* CHALLENGE: Go through the data and copy every line exactly, but not the images.

* MATERIAL TO PROCESS:

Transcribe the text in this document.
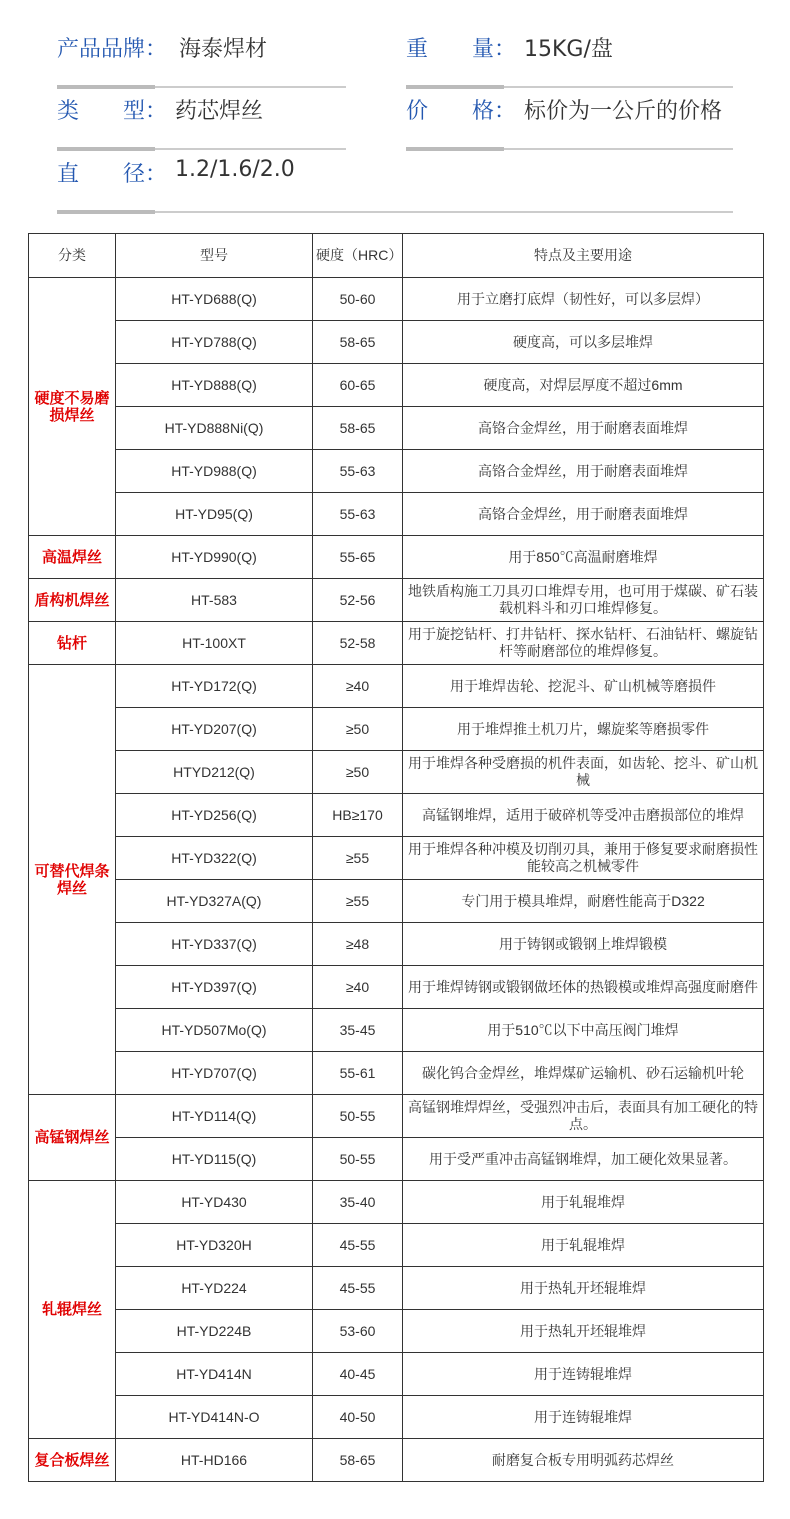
产品品牌： 海泰焊材	重　　量： 15KG/盘
类　　型： 药芯焊丝	价　　格： 标价为一公斤的价格
直　　径： 1.2/1.6/2.0
分类	型号	硬度（HRC）	特点及主要用途
硬度不易磨损焊丝	HT-YD688(Q)	50-60	用于立磨打底焊（韧性好，可以多层焊）
	HT-YD788(Q)	58-65	硬度高，可以多层堆焊
	HT-YD888(Q)	60-65	硬度高，对焊层厚度不超过6mm
	HT-YD888Ni(Q)	58-65	高铬合金焊丝，用于耐磨表面堆焊
	HT-YD988(Q)	55-63	高铬合金焊丝，用于耐磨表面堆焊
	HT-YD95(Q)	55-63	高铬合金焊丝，用于耐磨表面堆焊
高温焊丝	HT-YD990(Q)	55-65	用于850℃高温耐磨堆焊
盾构机焊丝	HT-583	52-56	地铁盾构施工刀具刃口堆焊专用，也可用于煤碳、矿石装载机料斗和刃口堆焊修复。
钻杆	HT-100XT	52-58	用于旋挖钻杆、打井钻杆、探水钻杆、石油钻杆、螺旋钻杆等耐磨部位的堆焊修复。
可替代焊条焊丝	HT-YD172(Q)	≥40	用于堆焊齿轮、挖泥斗、矿山机械等磨损件
	HT-YD207(Q)	≥50	用于堆焊推土机刀片，螺旋桨等磨损零件
	HTYD212(Q)	≥50	用于堆焊各种受磨损的机件表面，如齿轮、挖斗、矿山机械
	HT-YD256(Q)	HB≥170	高锰钢堆焊，适用于破碎机等受冲击磨损部位的堆焊
	HT-YD322(Q)	≥55	用于堆焊各种冲模及切削刃具，兼用于修复要求耐磨损性能较高之机械零件
	HT-YD327A(Q)	≥55	专门用于模具堆焊，耐磨性能高于D322
	HT-YD337(Q)	≥48	用于铸钢或锻钢上堆焊锻模
	HT-YD397(Q)	≥40	用于堆焊铸钢或锻钢做坯体的热锻模或堆焊高强度耐磨件
	HT-YD507Mo(Q)	35-45	用于510℃以下中高压阀门堆焊
	HT-YD707(Q)	55-61	碳化钨合金焊丝，堆焊煤矿运输机、砂石运输机叶轮
高锰钢焊丝	HT-YD114(Q)	50-55	高锰钢堆焊焊丝，受强烈冲击后，表面具有加工硬化的特点。
	HT-YD115(Q)	50-55	用于受严重冲击高锰钢堆焊，加工硬化效果显著。
轧辊焊丝	HT-YD430	35-40	用于轧辊堆焊
	HT-YD320H	45-55	用于轧辊堆焊
	HT-YD224	45-55	用于热轧开坯辊堆焊
	HT-YD224B	53-60	用于热轧开坯辊堆焊
	HT-YD414N	40-45	用于连铸辊堆焊
	HT-YD414N-O	40-50	用于连铸辊堆焊
复合板焊丝	HT-HD166	58-65	耐磨复合板专用明弧药芯焊丝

* SOLUTION TO THE PROBLEM:
Transcribe the text in this document.
产品品牌： 海泰焊材	重　　量： 15KG/盘
类　　型： 药芯焊丝	价　　格： 标价为一公斤的价格
直　　径： 1.2/1.6/2.0
分类	型号	硬度（HRC）	特点及主要用途
硬度不易磨损焊丝	HT-YD688(Q)	50-60	用于立磨打底焊（韧性好，可以多层焊）
	HT-YD788(Q)	58-65	硬度高，可以多层堆焊
	HT-YD888(Q)	60-65	硬度高，对焊层厚度不超过6mm
	HT-YD888Ni(Q)	58-65	高铬合金焊丝，用于耐磨表面堆焊
	HT-YD988(Q)	55-63	高铬合金焊丝，用于耐磨表面堆焊
	HT-YD95(Q)	55-63	高铬合金焊丝，用于耐磨表面堆焊
高温焊丝	HT-YD990(Q)	55-65	用于850℃高温耐磨堆焊
盾构机焊丝	HT-583	52-56	地铁盾构施工刀具刃口堆焊专用，也可用于煤碳、矿石装载机料斗和刃口堆焊修复。
钻杆	HT-100XT	52-58	用于旋挖钻杆、打井钻杆、探水钻杆、石油钻杆、螺旋钻杆等耐磨部位的堆焊修复。
可替代焊条焊丝	HT-YD172(Q)	≥40	用于堆焊齿轮、挖泥斗、矿山机械等磨损件
	HT-YD207(Q)	≥50	用于堆焊推土机刀片，螺旋桨等磨损零件
	HTYD212(Q)	≥50	用于堆焊各种受磨损的机件表面，如齿轮、挖斗、矿山机械
	HT-YD256(Q)	HB≥170	高锰钢堆焊，适用于破碎机等受冲击磨损部位的堆焊
	HT-YD322(Q)	≥55	用于堆焊各种冲模及切削刃具，兼用于修复要求耐磨损性能较高之机械零件
	HT-YD327A(Q)	≥55	专门用于模具堆焊，耐磨性能高于D322
	HT-YD337(Q)	≥48	用于铸钢或锻钢上堆焊锻模
	HT-YD397(Q)	≥40	用于堆焊铸钢或锻钢做坯体的热锻模或堆焊高强度耐磨件
	HT-YD507Mo(Q)	35-45	用于510℃以下中高压阀门堆焊
	HT-YD707(Q)	55-61	碳化钨合金焊丝，堆焊煤矿运输机、砂石运输机叶轮
高锰钢焊丝	HT-YD114(Q)	50-55	高锰钢堆焊焊丝，受强烈冲击后，表面具有加工硬化的特点。
	HT-YD115(Q)	50-55	用于受严重冲击高锰钢堆焊，加工硬化效果显著。
轧辊焊丝	HT-YD430	35-40	用于轧辊堆焊
	HT-YD320H	45-55	用于轧辊堆焊
	HT-YD224	45-55	用于热轧开坯辊堆焊
	HT-YD224B	53-60	用于热轧开坯辊堆焊
	HT-YD414N	40-45	用于连铸辊堆焊
	HT-YD414N-O	40-50	用于连铸辊堆焊
复合板焊丝	HT-HD166	58-65	耐磨复合板专用明弧药芯焊丝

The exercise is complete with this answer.